Task to complete » Below is a listing; write it out exactly and drop any images from it.

[Data excerpts]
# # # #
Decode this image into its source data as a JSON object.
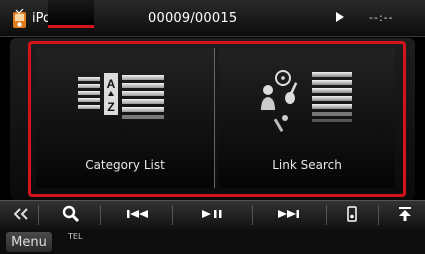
{
  "topbar": {
    "source_label": "iPod",
    "source_icon": "ipod-icon",
    "track_count": "00009/00015",
    "play_state_icon": "play-icon",
    "time": "--:--"
  },
  "tiles": {
    "left": {
      "label": "Category List",
      "icon": "category-list-icon"
    },
    "right": {
      "label": "Link Search",
      "icon": "link-search-icon"
    }
  },
  "controls": {
    "items": [
      "rewind-double-chevron-icon",
      "search-icon",
      "previous-track-icon",
      "play-pause-icon",
      "next-track-icon",
      "device-icon",
      "eject-icon"
    ],
    "highlight_color": "#d4131a"
  },
  "bottombar": {
    "menu_label": "Menu",
    "tel_label": "TEL"
  }
}
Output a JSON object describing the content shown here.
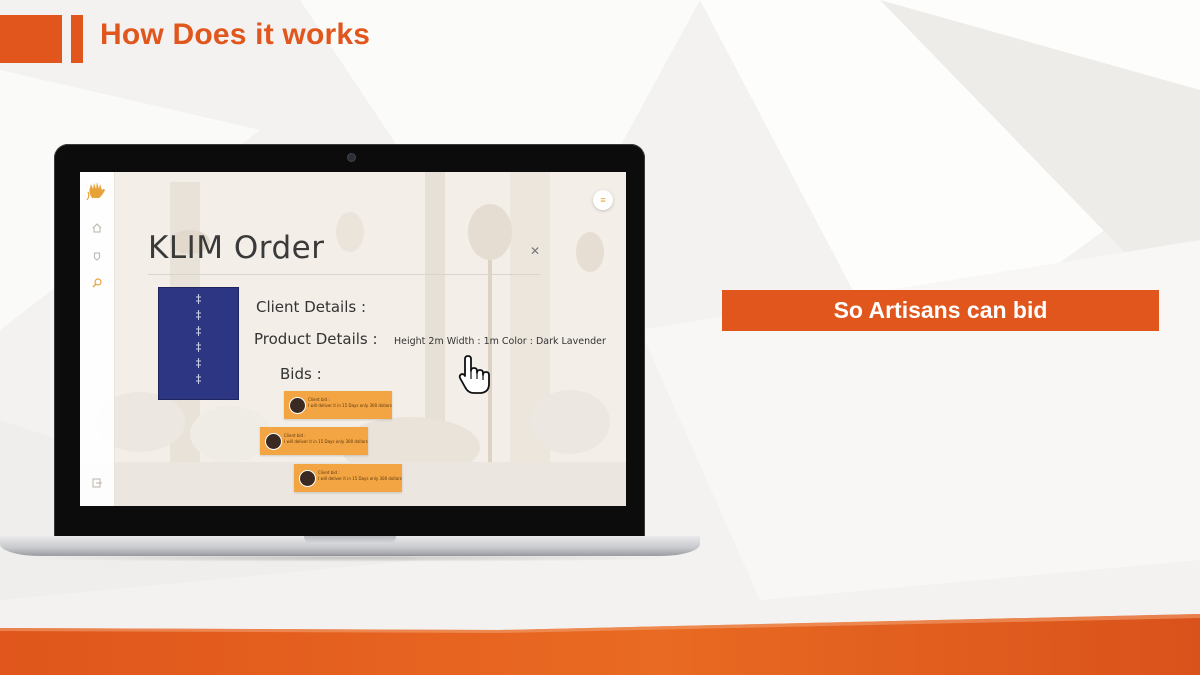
{
  "slide": {
    "title": "How Does it works",
    "callout": "So Artisans can bid",
    "accent_color": "#e0561c"
  },
  "app": {
    "sidebar_icons": [
      "logo-hand-icon",
      "home-icon",
      "pot-icon",
      "search-icon",
      "logout-icon"
    ],
    "menu_icon": "menu-icon",
    "order_title": "KLIM Order",
    "close_icon": "close-icon",
    "client_details_label": "Client Details :",
    "product_details_label": "Product Details :",
    "product_details_value": "Height 2m  Width : 1m Color : Dark Lavender",
    "bids_label": "Bids :",
    "bids": [
      {
        "name": "Client bid :",
        "text": "I will deliver it in 15 Days only 300 dollars"
      },
      {
        "name": "Client bid :",
        "text": "I will deliver it in 15 Days only 300 dollars"
      },
      {
        "name": "Client bid :",
        "text": "I will deliver it in 15 Days only 300 dollars"
      }
    ],
    "card_color": "#f2a542"
  }
}
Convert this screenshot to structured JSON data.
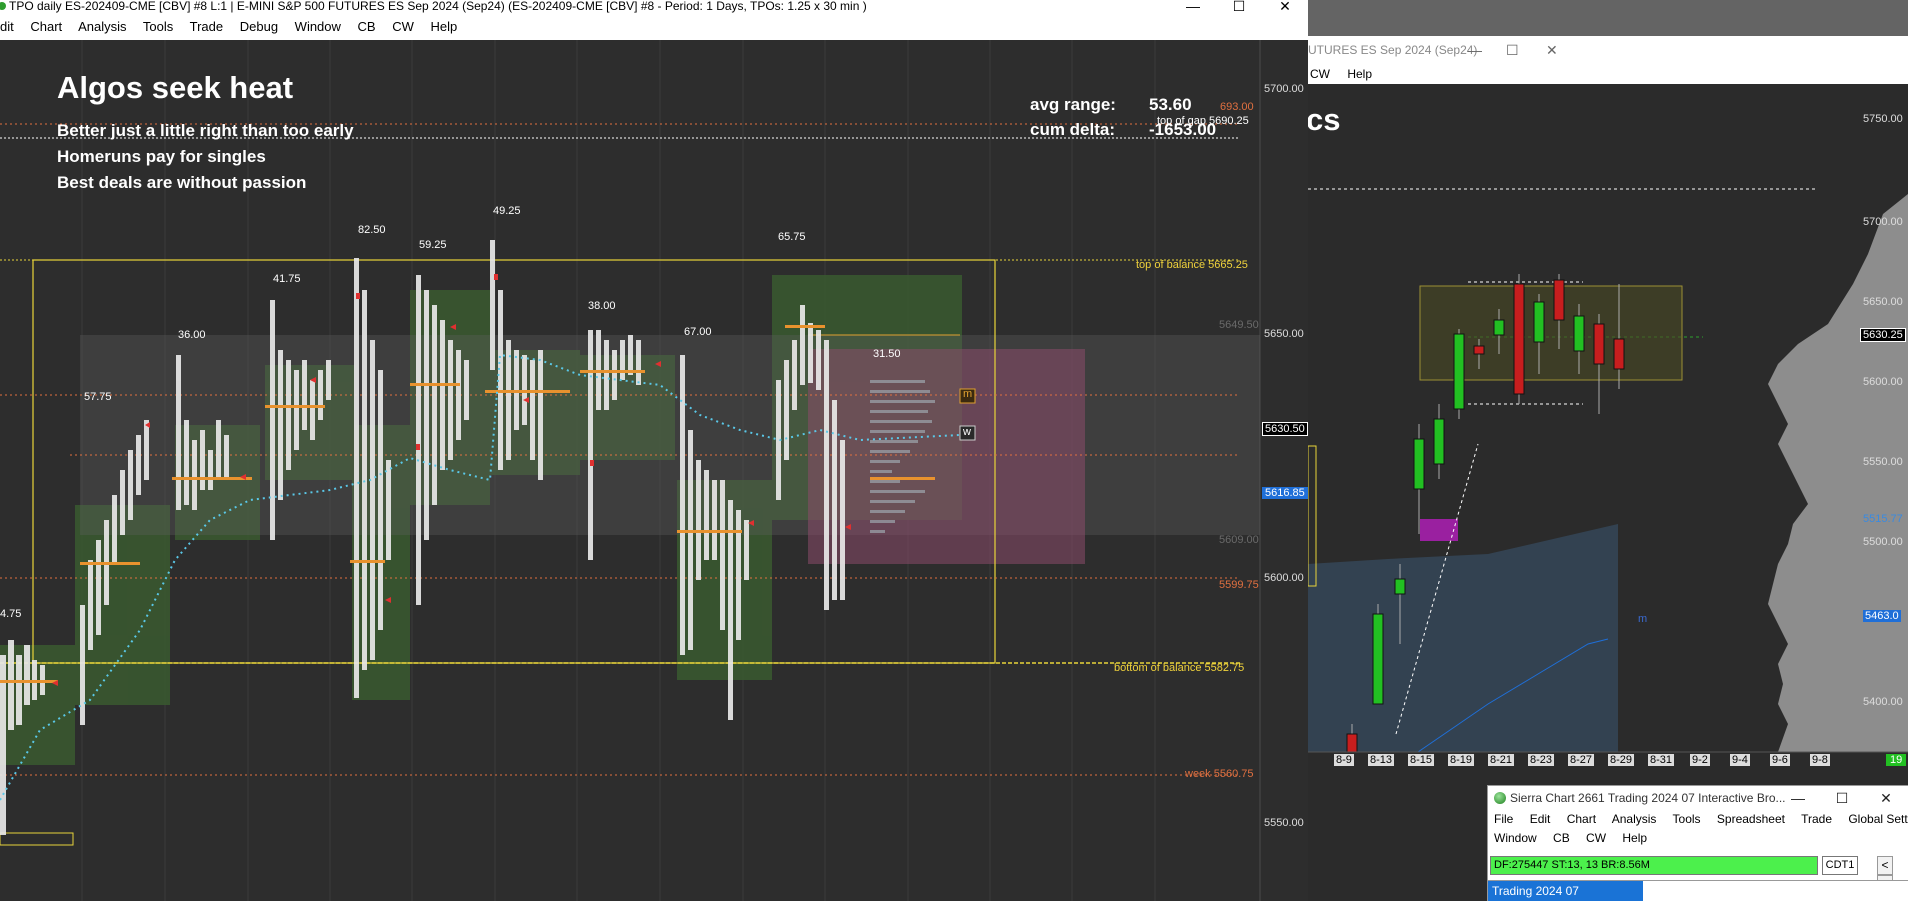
# # # #
Completed exercise »
Decode this image into its source data as a JSON object.
{
  "topbar": {
    "source_label": "iPod",
    "source_icon": "ipod-icon",
    "track_count": "00009/00015",
    "play_state_icon": "play-icon",
    "time": "--:--"
  },
  "tiles": {
    "left": {
      "label": "Category List",
      "icon": "category-list-icon"
    },
    "right": {
      "label": "Link Search",
      "icon": "link-search-icon"
    }
  },
  "controls": {
    "items": [
      "rewind-double-chevron-icon",
      "search-icon",
      "previous-track-icon",
      "play-pause-icon",
      "next-track-icon",
      "device-icon",
      "eject-icon"
    ],
    "highlight_color": "#d4131a"
  },
  "bottombar": {
    "menu_label": "Menu",
    "tel_label": "TEL"
  }
}
Output a JSON object describing the content shown here.
{
  "slide": {
    "title": "How Does it works",
    "callout": "So Artisans can bid",
    "accent_color": "#e0561c"
  },
  "app": {
    "sidebar_icons": [
      "logo-hand-icon",
      "home-icon",
      "pot-icon",
      "search-icon",
      "logout-icon"
    ],
    "menu_icon": "menu-icon",
    "order_title": "KLIM Order",
    "close_icon": "close-icon",
    "client_details_label": "Client Details :",
    "product_details_label": "Product Details :",
    "product_details_value": "Height 2m  Width : 1m Color : Dark Lavender",
    "bids_label": "Bids :",
    "bids": [
      {
        "name": "Client bid :",
        "text": "I will deliver it in 15 Days only 300 dollars"
      },
      {
        "name": "Client bid :",
        "text": "I will deliver it in 15 Days only 300 dollars"
      },
      {
        "name": "Client bid :",
        "text": "I will deliver it in 15 Days only 300 dollars"
      }
    ],
    "card_color": "#f2a542"
  }
}
Convert this screenshot to structured JSON data.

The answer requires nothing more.